■ Your objective ■
Which lines in the items below contain the string "made"? Pull out each of them.

[Annotated element listings]

★ ★ ★ ★ ★ ★ ★

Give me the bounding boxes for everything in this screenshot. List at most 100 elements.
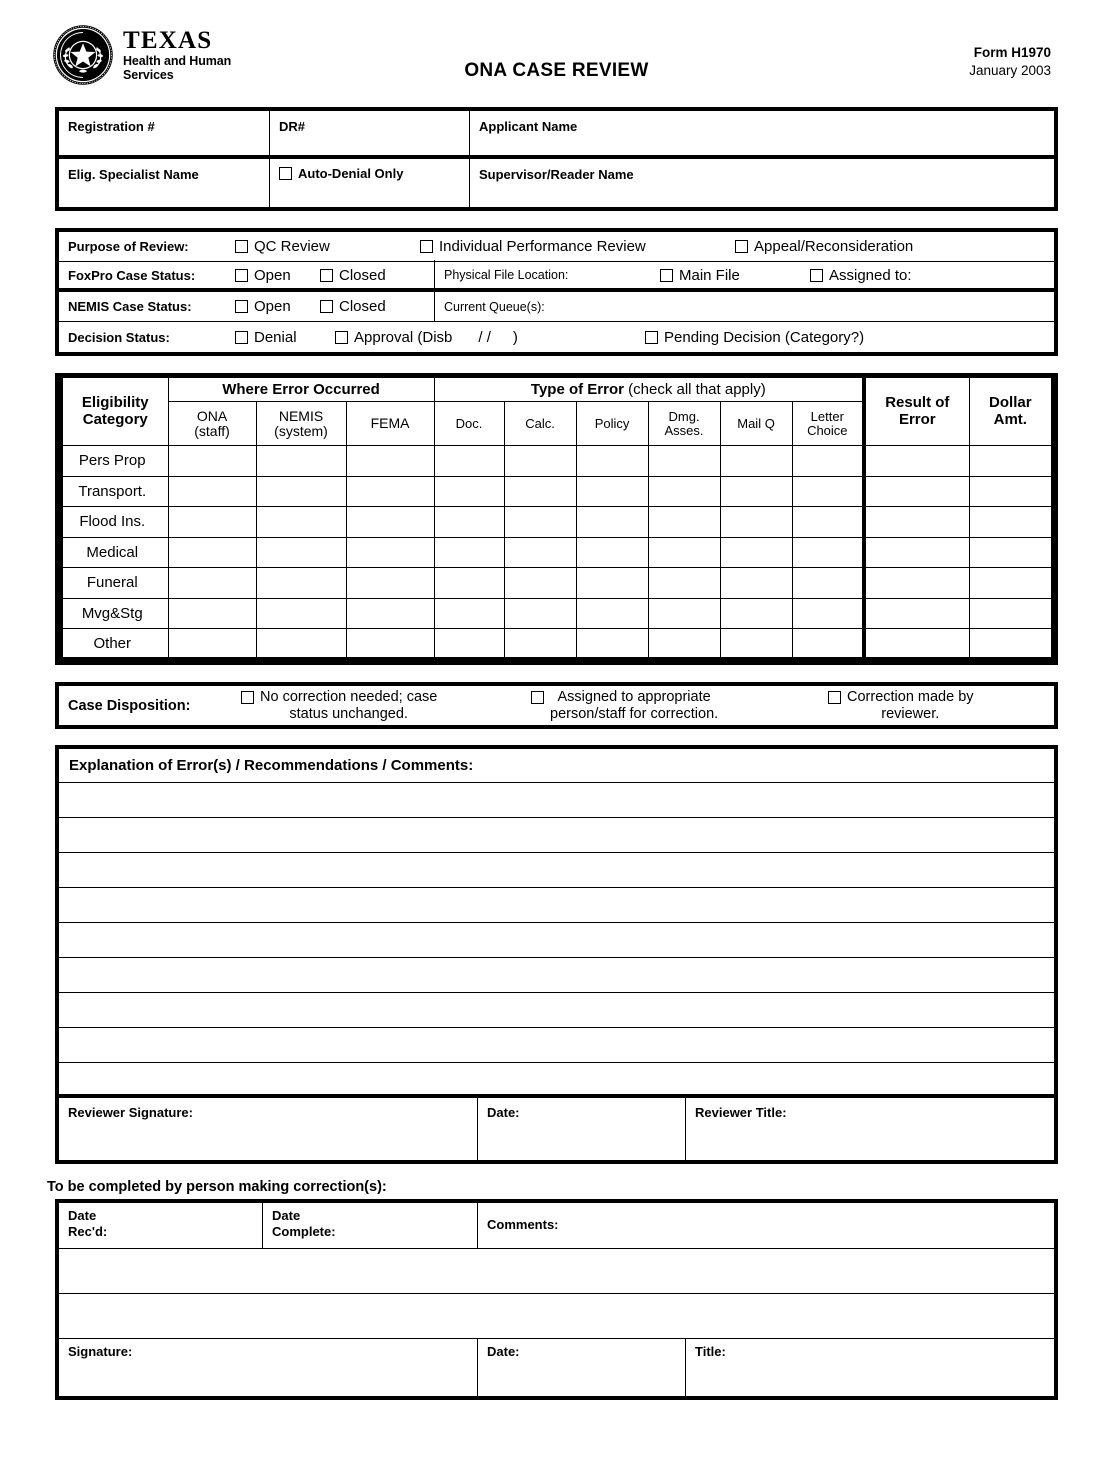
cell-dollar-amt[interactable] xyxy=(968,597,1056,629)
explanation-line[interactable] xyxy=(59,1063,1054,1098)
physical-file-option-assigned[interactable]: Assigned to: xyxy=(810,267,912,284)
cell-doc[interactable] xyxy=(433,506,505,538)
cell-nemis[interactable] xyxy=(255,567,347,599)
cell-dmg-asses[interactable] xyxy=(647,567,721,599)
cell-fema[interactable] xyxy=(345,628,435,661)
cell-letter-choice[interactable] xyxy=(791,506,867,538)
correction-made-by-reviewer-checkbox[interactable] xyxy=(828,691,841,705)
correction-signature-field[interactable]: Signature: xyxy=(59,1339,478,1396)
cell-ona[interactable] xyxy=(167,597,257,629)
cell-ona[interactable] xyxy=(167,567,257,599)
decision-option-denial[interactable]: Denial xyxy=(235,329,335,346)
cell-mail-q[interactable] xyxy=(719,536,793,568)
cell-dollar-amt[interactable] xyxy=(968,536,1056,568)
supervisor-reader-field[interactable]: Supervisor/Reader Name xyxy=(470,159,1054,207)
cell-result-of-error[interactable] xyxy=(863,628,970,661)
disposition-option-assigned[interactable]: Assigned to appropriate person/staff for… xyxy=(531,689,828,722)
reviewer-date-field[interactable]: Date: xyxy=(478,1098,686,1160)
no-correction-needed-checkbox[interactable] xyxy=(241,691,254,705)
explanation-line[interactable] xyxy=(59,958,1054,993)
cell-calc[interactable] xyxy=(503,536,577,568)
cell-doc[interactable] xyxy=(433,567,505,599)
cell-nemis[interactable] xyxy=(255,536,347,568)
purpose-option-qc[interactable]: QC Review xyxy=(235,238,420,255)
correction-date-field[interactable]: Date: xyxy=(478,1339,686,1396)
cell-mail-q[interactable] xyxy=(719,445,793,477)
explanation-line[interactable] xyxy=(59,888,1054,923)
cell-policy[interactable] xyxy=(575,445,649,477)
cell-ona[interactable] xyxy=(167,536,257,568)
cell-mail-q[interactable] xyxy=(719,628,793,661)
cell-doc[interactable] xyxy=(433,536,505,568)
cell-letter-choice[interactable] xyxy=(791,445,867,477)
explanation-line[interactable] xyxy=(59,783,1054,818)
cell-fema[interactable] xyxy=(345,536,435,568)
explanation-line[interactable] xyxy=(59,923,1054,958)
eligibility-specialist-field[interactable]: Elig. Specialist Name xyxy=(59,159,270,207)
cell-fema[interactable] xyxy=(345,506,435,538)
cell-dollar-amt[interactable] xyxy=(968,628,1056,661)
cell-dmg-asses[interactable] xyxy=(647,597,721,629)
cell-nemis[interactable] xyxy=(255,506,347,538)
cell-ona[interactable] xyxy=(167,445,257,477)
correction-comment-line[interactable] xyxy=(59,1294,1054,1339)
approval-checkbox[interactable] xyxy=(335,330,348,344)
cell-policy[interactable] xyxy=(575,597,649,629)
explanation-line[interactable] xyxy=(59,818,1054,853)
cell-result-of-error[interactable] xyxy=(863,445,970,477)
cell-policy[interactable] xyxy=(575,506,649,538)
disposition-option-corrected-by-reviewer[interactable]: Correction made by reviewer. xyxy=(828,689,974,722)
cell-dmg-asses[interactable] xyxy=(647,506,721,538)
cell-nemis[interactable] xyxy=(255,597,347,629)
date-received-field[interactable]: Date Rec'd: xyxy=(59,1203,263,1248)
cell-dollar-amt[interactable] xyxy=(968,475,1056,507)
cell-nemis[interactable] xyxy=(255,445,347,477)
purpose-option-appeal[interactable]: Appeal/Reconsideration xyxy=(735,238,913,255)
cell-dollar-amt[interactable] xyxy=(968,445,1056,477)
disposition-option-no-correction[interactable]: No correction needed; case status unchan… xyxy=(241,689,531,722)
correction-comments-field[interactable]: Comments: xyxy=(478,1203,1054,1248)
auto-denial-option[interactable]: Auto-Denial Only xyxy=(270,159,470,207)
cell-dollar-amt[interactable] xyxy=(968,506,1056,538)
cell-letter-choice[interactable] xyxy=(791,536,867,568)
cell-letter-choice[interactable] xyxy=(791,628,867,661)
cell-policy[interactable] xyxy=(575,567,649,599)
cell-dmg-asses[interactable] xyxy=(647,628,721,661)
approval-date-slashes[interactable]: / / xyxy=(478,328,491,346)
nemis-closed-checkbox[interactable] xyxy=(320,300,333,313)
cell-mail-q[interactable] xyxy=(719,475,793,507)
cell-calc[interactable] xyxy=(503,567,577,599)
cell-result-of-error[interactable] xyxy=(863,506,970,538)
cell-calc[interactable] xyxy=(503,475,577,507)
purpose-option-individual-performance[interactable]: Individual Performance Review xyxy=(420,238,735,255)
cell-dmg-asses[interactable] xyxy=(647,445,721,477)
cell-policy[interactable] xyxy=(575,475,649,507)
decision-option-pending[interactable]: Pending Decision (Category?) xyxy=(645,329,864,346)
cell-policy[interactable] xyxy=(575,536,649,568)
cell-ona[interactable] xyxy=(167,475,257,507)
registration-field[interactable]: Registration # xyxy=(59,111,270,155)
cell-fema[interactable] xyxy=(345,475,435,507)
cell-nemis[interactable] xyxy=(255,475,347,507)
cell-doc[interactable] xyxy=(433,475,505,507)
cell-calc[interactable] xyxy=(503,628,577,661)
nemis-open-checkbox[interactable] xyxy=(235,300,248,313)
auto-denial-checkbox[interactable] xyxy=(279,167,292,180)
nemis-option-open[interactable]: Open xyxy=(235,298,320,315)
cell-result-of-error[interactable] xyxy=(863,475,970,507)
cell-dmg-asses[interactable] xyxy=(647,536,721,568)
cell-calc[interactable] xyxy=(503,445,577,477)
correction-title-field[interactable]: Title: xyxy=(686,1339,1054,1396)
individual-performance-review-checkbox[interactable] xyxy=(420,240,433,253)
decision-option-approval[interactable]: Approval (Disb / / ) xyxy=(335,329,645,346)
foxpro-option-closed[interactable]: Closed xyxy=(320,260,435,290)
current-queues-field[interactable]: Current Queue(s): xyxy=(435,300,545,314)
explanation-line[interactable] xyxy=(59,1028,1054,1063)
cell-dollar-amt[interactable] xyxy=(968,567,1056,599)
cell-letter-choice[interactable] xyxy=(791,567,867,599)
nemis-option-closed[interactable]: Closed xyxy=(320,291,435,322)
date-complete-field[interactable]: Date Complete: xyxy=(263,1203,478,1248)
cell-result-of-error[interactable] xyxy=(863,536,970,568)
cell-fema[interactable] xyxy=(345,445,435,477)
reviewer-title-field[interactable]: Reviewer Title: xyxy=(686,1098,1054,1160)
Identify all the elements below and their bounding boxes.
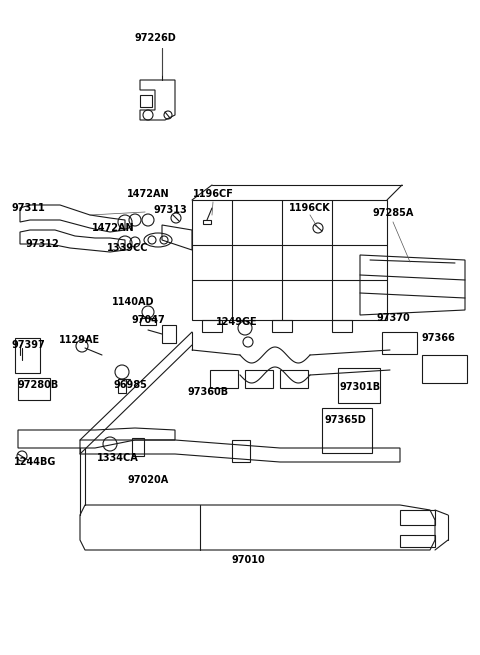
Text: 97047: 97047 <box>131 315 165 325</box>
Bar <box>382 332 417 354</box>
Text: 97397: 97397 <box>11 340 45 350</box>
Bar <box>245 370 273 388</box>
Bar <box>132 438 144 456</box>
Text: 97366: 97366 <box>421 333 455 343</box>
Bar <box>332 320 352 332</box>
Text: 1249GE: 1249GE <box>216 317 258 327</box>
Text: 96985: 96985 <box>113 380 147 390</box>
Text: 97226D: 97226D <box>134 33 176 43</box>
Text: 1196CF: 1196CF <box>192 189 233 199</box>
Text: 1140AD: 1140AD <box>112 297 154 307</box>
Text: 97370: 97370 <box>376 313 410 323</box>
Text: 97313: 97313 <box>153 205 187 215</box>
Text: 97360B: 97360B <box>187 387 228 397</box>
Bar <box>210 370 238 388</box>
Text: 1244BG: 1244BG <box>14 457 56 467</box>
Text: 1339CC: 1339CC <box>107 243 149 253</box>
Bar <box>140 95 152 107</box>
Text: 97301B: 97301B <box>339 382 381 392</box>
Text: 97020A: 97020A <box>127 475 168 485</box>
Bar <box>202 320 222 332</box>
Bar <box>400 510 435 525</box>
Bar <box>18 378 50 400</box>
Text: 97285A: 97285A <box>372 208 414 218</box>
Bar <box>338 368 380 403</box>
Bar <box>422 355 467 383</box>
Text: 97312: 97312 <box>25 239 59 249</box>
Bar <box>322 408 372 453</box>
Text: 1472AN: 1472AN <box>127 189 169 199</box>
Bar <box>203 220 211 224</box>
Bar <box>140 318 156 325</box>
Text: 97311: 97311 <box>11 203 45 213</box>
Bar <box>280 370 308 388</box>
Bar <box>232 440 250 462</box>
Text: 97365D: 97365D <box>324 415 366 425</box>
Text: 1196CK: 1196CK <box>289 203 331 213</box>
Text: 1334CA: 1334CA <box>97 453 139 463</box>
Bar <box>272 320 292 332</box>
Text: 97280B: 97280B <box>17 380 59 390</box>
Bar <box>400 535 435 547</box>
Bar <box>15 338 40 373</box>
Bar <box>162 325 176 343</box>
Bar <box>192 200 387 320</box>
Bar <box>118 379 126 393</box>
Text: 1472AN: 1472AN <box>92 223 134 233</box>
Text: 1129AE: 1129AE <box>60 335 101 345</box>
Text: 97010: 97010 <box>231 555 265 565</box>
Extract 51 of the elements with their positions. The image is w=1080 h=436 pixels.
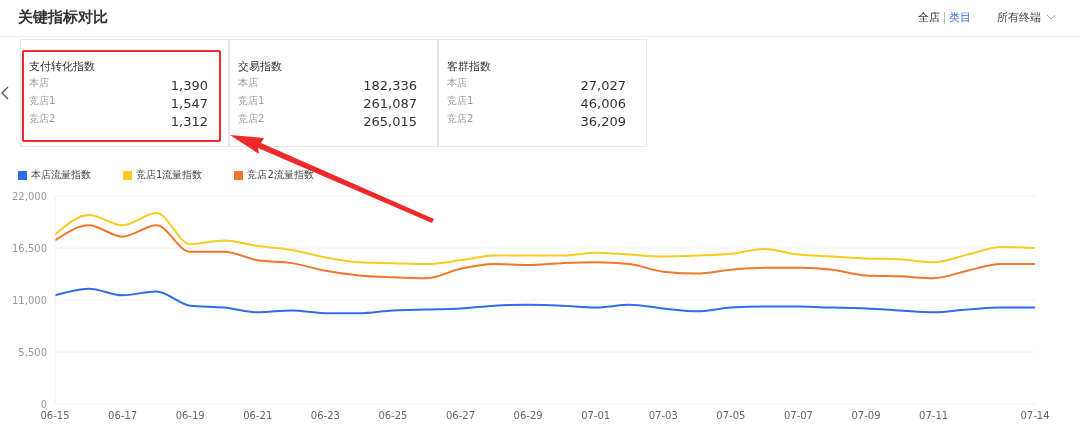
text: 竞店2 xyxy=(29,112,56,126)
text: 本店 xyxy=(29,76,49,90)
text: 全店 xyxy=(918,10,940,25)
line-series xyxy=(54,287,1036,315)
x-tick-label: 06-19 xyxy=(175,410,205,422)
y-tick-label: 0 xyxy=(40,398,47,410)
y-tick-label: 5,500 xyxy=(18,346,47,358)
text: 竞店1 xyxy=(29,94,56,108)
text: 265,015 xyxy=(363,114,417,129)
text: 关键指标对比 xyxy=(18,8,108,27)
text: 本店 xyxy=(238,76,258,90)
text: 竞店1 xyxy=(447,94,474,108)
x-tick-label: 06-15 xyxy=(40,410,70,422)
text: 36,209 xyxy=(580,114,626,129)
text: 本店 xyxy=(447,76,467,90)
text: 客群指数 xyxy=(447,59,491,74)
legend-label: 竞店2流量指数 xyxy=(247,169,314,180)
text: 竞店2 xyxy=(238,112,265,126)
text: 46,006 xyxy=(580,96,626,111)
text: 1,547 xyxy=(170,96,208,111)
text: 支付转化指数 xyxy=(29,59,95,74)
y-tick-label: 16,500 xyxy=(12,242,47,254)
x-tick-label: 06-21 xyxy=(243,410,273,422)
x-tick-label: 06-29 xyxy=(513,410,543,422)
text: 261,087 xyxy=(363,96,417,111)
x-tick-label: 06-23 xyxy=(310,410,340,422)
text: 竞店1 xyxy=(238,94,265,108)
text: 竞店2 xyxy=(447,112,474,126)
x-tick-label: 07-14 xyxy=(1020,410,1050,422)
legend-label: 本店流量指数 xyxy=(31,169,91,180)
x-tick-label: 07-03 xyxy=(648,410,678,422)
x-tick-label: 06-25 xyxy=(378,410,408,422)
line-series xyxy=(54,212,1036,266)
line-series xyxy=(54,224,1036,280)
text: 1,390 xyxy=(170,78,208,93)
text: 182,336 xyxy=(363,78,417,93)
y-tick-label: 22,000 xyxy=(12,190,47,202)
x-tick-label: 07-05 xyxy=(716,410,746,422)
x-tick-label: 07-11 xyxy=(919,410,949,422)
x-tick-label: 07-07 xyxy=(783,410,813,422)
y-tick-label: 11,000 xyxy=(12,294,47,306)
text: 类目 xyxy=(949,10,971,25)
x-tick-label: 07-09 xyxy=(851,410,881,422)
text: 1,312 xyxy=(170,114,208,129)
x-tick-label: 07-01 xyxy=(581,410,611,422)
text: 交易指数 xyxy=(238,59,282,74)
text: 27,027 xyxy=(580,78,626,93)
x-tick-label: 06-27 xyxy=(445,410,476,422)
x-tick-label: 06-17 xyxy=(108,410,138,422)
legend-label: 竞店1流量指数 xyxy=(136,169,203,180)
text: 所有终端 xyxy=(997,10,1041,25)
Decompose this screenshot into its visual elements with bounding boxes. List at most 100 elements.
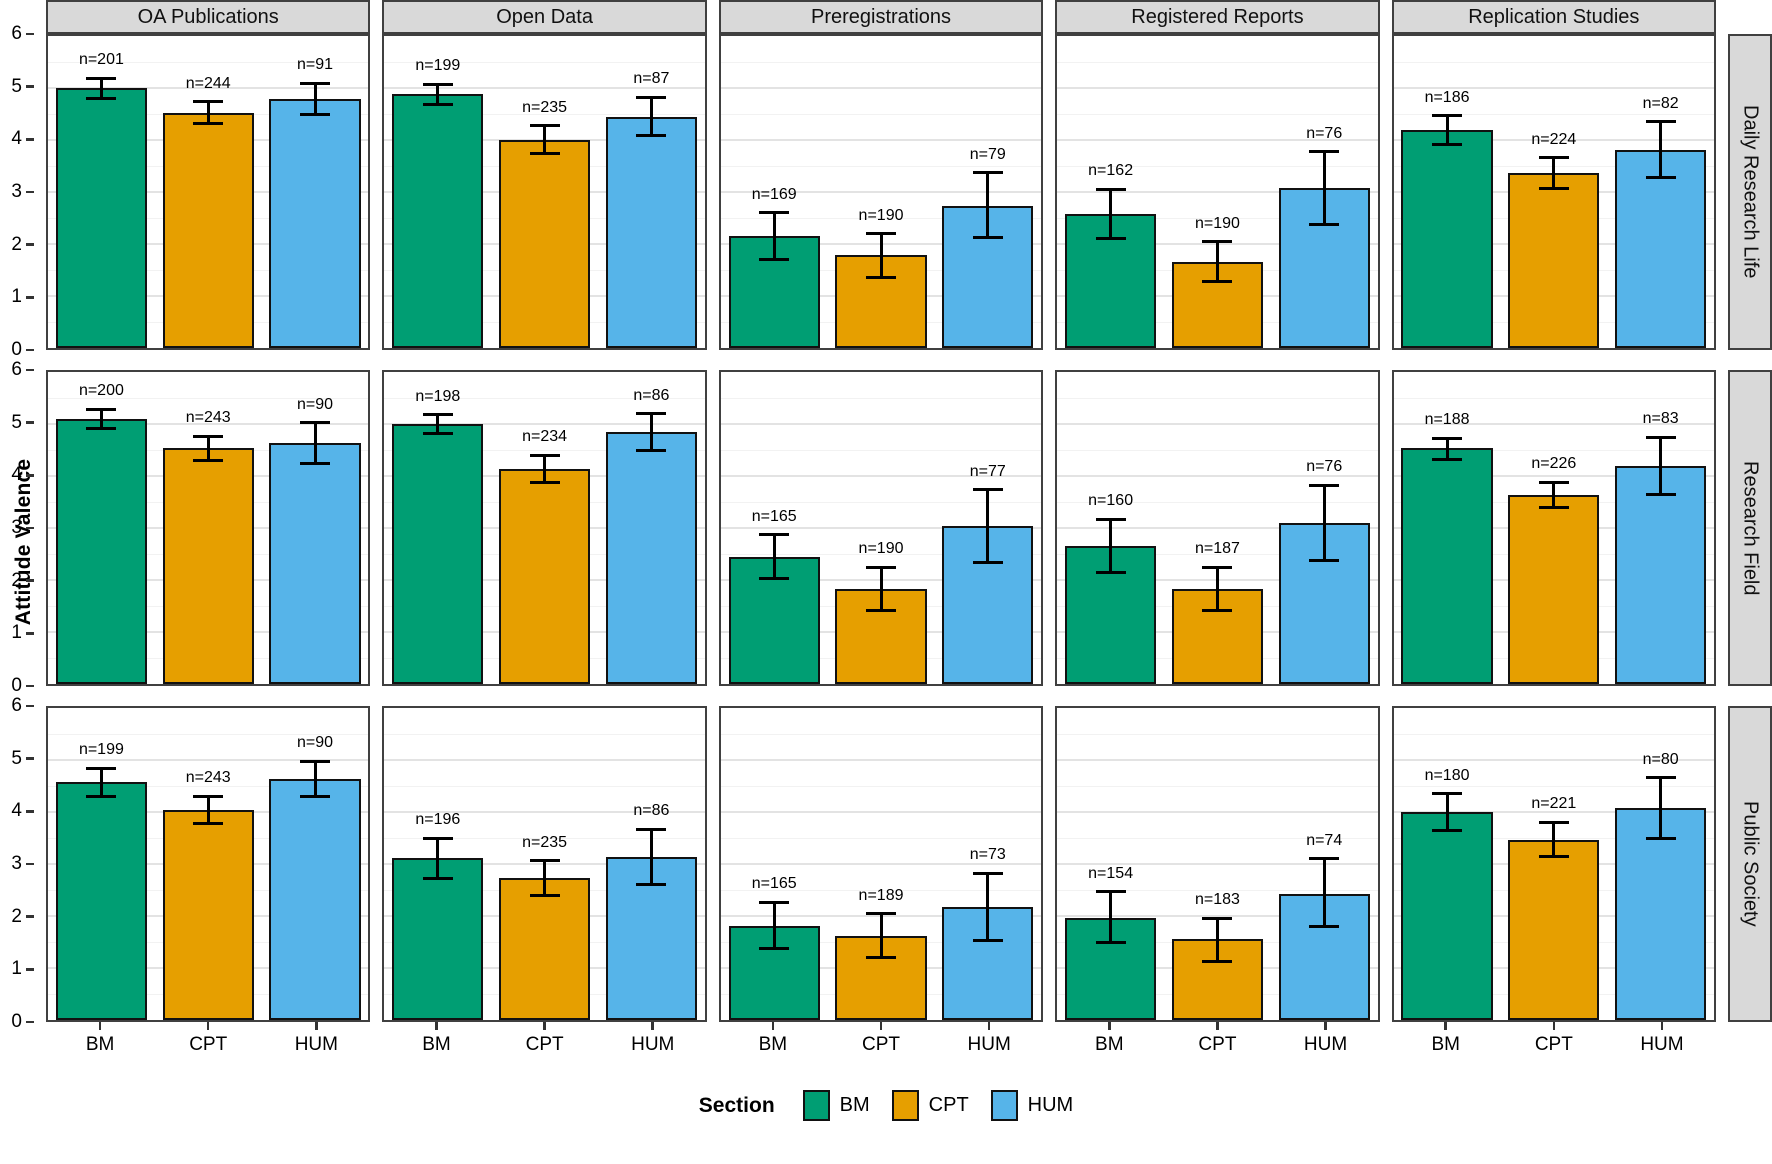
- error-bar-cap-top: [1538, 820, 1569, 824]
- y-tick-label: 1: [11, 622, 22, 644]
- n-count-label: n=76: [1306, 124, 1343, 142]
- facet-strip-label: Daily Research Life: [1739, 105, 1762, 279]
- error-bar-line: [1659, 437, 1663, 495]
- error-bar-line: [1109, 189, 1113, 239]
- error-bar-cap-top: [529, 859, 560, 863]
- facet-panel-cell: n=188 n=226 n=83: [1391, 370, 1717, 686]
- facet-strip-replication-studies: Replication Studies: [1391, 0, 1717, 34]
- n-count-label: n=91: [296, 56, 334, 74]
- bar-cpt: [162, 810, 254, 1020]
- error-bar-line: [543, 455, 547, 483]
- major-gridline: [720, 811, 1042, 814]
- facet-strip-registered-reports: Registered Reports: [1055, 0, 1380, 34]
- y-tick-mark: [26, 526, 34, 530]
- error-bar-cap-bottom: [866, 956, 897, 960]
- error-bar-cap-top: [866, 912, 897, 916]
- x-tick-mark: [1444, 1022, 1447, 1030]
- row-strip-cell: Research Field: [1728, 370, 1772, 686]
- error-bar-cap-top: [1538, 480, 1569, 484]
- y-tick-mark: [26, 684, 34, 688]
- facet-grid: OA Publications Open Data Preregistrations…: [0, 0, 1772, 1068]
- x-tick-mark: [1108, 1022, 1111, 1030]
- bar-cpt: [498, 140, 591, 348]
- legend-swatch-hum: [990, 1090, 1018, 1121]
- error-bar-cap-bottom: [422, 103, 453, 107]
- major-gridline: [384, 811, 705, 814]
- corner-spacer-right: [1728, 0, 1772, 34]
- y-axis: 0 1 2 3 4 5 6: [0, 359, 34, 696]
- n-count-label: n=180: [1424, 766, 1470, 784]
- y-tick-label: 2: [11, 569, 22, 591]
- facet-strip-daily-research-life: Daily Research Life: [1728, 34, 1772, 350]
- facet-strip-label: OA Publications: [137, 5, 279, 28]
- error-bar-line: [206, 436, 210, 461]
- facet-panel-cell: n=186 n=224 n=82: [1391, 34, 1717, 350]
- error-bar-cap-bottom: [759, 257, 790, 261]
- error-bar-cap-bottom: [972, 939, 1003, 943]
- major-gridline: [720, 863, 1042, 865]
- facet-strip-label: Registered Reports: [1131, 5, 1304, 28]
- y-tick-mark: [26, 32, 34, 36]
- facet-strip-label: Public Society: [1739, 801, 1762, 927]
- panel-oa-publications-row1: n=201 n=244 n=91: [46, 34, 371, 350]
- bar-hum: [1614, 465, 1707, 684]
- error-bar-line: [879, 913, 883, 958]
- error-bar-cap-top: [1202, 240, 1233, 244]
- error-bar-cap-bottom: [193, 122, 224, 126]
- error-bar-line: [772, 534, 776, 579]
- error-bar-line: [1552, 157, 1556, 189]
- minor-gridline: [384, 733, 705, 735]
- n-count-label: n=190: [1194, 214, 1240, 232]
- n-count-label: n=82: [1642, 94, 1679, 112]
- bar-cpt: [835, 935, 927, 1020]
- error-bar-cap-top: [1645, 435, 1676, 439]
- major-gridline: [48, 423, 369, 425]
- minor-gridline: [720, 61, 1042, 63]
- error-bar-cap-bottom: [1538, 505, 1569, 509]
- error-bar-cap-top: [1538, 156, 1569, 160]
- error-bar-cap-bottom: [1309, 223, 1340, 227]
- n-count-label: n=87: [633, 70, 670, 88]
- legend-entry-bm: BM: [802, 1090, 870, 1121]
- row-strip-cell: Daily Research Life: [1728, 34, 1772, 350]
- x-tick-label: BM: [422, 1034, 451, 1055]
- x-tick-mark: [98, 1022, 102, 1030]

★ ★ ★ ★ ★ ★ ★

■ The output ■
correction-made-by-reviewer-checkbox[interactable] xyxy=(828,691,841,705)
disposition-option-corrected-by-reviewer[interactable]: Correction made by reviewer. xyxy=(828,689,974,722)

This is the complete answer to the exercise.